┌────────

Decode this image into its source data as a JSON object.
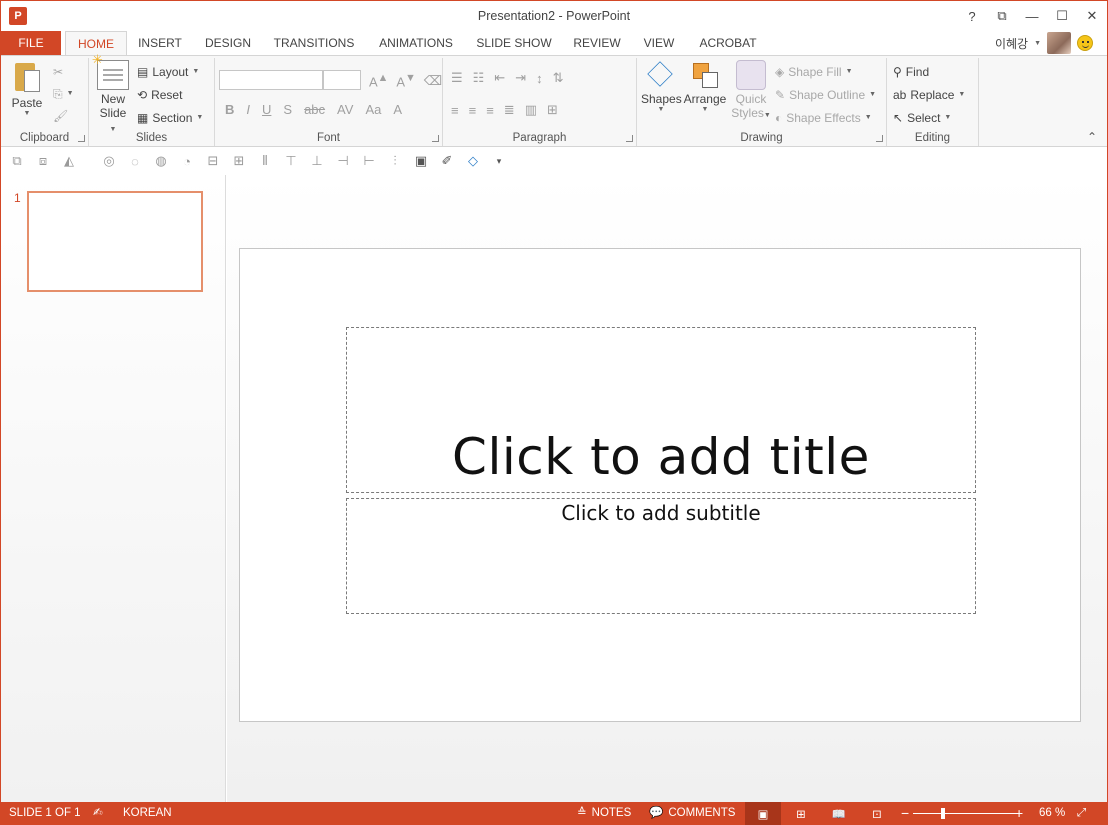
{
  "window": {
    "title": "Presentation2 - PowerPoint",
    "app_icon_letter": "P",
    "controls": {
      "help": "?",
      "ribbon_display": "⧉",
      "minimize": "—",
      "maximize": "☐",
      "close": "✕"
    }
  },
  "tabs": [
    {
      "label": "FILE"
    },
    {
      "label": "HOME"
    },
    {
      "label": "INSERT"
    },
    {
      "label": "DESIGN"
    },
    {
      "label": "TRANSITIONS"
    },
    {
      "label": "ANIMATIONS"
    },
    {
      "label": "SLIDE SHOW"
    },
    {
      "label": "REVIEW"
    },
    {
      "label": "VIEW"
    },
    {
      "label": "ACROBAT"
    }
  ],
  "user": {
    "name": "이혜강"
  },
  "ribbon": {
    "clipboard": {
      "label": "Clipboard",
      "paste": "Paste"
    },
    "slides": {
      "label": "Slides",
      "new_slide_1": "New",
      "new_slide_2": "Slide",
      "layout": "Layout",
      "reset": "Reset",
      "section": "Section"
    },
    "font": {
      "label": "Font"
    },
    "paragraph": {
      "label": "Paragraph"
    },
    "drawing": {
      "label": "Drawing",
      "shapes": "Shapes",
      "arrange": "Arrange",
      "quick_styles_1": "Quick",
      "quick_styles_2": "Styles",
      "shape_fill": "Shape Fill",
      "shape_outline": "Shape Outline",
      "shape_effects": "Shape Effects"
    },
    "editing": {
      "label": "Editing",
      "find": "Find",
      "replace": "Replace",
      "select": "Select"
    }
  },
  "thumbnails": [
    {
      "number": "1"
    }
  ],
  "slide": {
    "title_placeholder": "Click to add title",
    "subtitle_placeholder": "Click to add subtitle"
  },
  "statusbar": {
    "slide_info": "SLIDE 1 OF 1",
    "language": "KOREAN",
    "notes": "NOTES",
    "comments": "COMMENTS",
    "zoom_minus": "−",
    "zoom_plus": "+",
    "zoom": "66 %"
  },
  "colors": {
    "accent": "#d24726",
    "thumb_border": "#e58f6b"
  }
}
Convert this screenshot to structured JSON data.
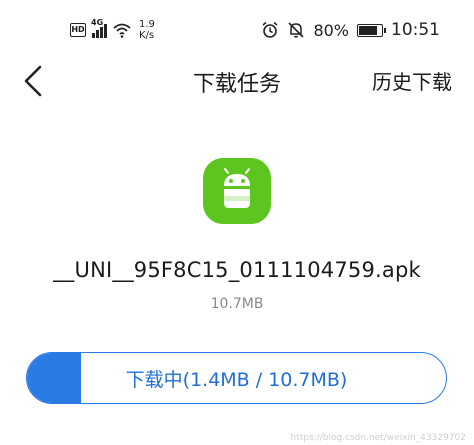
{
  "status_bar": {
    "hd": "HD",
    "network_type": "4G",
    "speed_value": "1.9",
    "speed_unit": "K/s",
    "battery": "80%",
    "battery_level": 0.8,
    "time": "10:51"
  },
  "header": {
    "title": "下载任务",
    "history_label": "历史下载"
  },
  "file": {
    "name": "__UNI__95F8C15_0111104759.apk",
    "size": "10.7MB"
  },
  "download": {
    "label": "下载中(1.4MB / 10.7MB)",
    "progress": 0.13,
    "accent": "#2b7be4"
  },
  "icons": {
    "back": "back-chevron-icon",
    "app": "android-app-icon",
    "alarm": "alarm-icon",
    "mute": "bell-off-icon",
    "wifi": "wifi-icon"
  },
  "watermark": "https://blog.csdn.net/weixin_43329702"
}
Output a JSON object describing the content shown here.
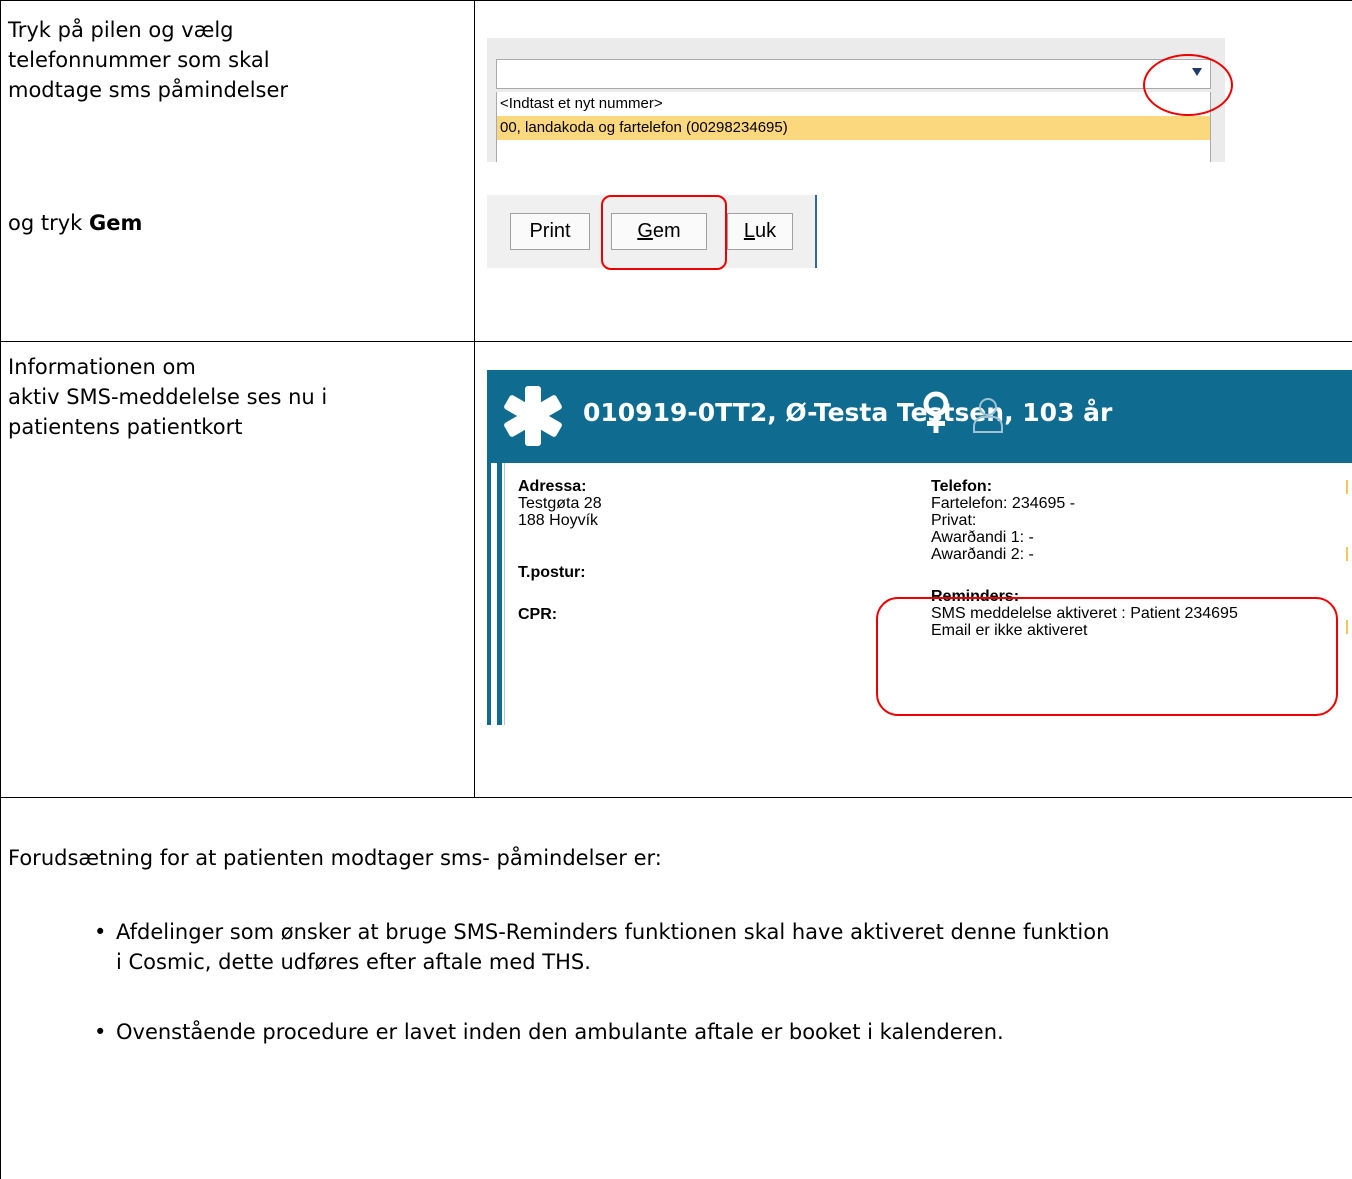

└────────

REQUIRED WORK. Without including any picture, retype the entries exactly.

SOLUTION TO THE PROBLEM.
Decode this image into its source data as a JSON object.
{
  "window": {
    "title": "Presentation2 - PowerPoint",
    "app_icon_letter": "P",
    "controls": {
      "help": "?",
      "ribbon_display": "⧉",
      "minimize": "—",
      "maximize": "☐",
      "close": "✕"
    }
  },
  "tabs": [
    {
      "label": "FILE"
    },
    {
      "label": "HOME"
    },
    {
      "label": "INSERT"
    },
    {
      "label": "DESIGN"
    },
    {
      "label": "TRANSITIONS"
    },
    {
      "label": "ANIMATIONS"
    },
    {
      "label": "SLIDE SHOW"
    },
    {
      "label": "REVIEW"
    },
    {
      "label": "VIEW"
    },
    {
      "label": "ACROBAT"
    }
  ],
  "user": {
    "name": "이혜강"
  },
  "ribbon": {
    "clipboard": {
      "label": "Clipboard",
      "paste": "Paste"
    },
    "slides": {
      "label": "Slides",
      "new_slide_1": "New",
      "new_slide_2": "Slide",
      "layout": "Layout",
      "reset": "Reset",
      "section": "Section"
    },
    "font": {
      "label": "Font"
    },
    "paragraph": {
      "label": "Paragraph"
    },
    "drawing": {
      "label": "Drawing",
      "shapes": "Shapes",
      "arrange": "Arrange",
      "quick_styles_1": "Quick",
      "quick_styles_2": "Styles",
      "shape_fill": "Shape Fill",
      "shape_outline": "Shape Outline",
      "shape_effects": "Shape Effects"
    },
    "editing": {
      "label": "Editing",
      "find": "Find",
      "replace": "Replace",
      "select": "Select"
    }
  },
  "thumbnails": [
    {
      "number": "1"
    }
  ],
  "slide": {
    "title_placeholder": "Click to add title",
    "subtitle_placeholder": "Click to add subtitle"
  },
  "statusbar": {
    "slide_info": "SLIDE 1 OF 1",
    "language": "KOREAN",
    "notes": "NOTES",
    "comments": "COMMENTS",
    "zoom_minus": "−",
    "zoom_plus": "+",
    "zoom": "66 %"
  },
  "colors": {
    "accent": "#d24726",
    "thumb_border": "#e58f6b"
  }
}
Convert this screenshot to structured JSON data.
{
  "status_bar": {
    "hd": "HD",
    "network_type": "4G",
    "speed_value": "1.9",
    "speed_unit": "K/s",
    "battery": "80%",
    "battery_level": 0.8,
    "time": "10:51"
  },
  "header": {
    "title": "下载任务",
    "history_label": "历史下载"
  },
  "file": {
    "name": "__UNI__95F8C15_0111104759.apk",
    "size": "10.7MB"
  },
  "download": {
    "label": "下载中(1.4MB / 10.7MB)",
    "progress": 0.13,
    "accent": "#2b7be4"
  },
  "icons": {
    "back": "back-chevron-icon",
    "app": "android-app-icon",
    "alarm": "alarm-icon",
    "mute": "bell-off-icon",
    "wifi": "wifi-icon"
  },
  "watermark": "https://blog.csdn.net/weixin_43329702"
}
Output a JSON object describing the content shown here.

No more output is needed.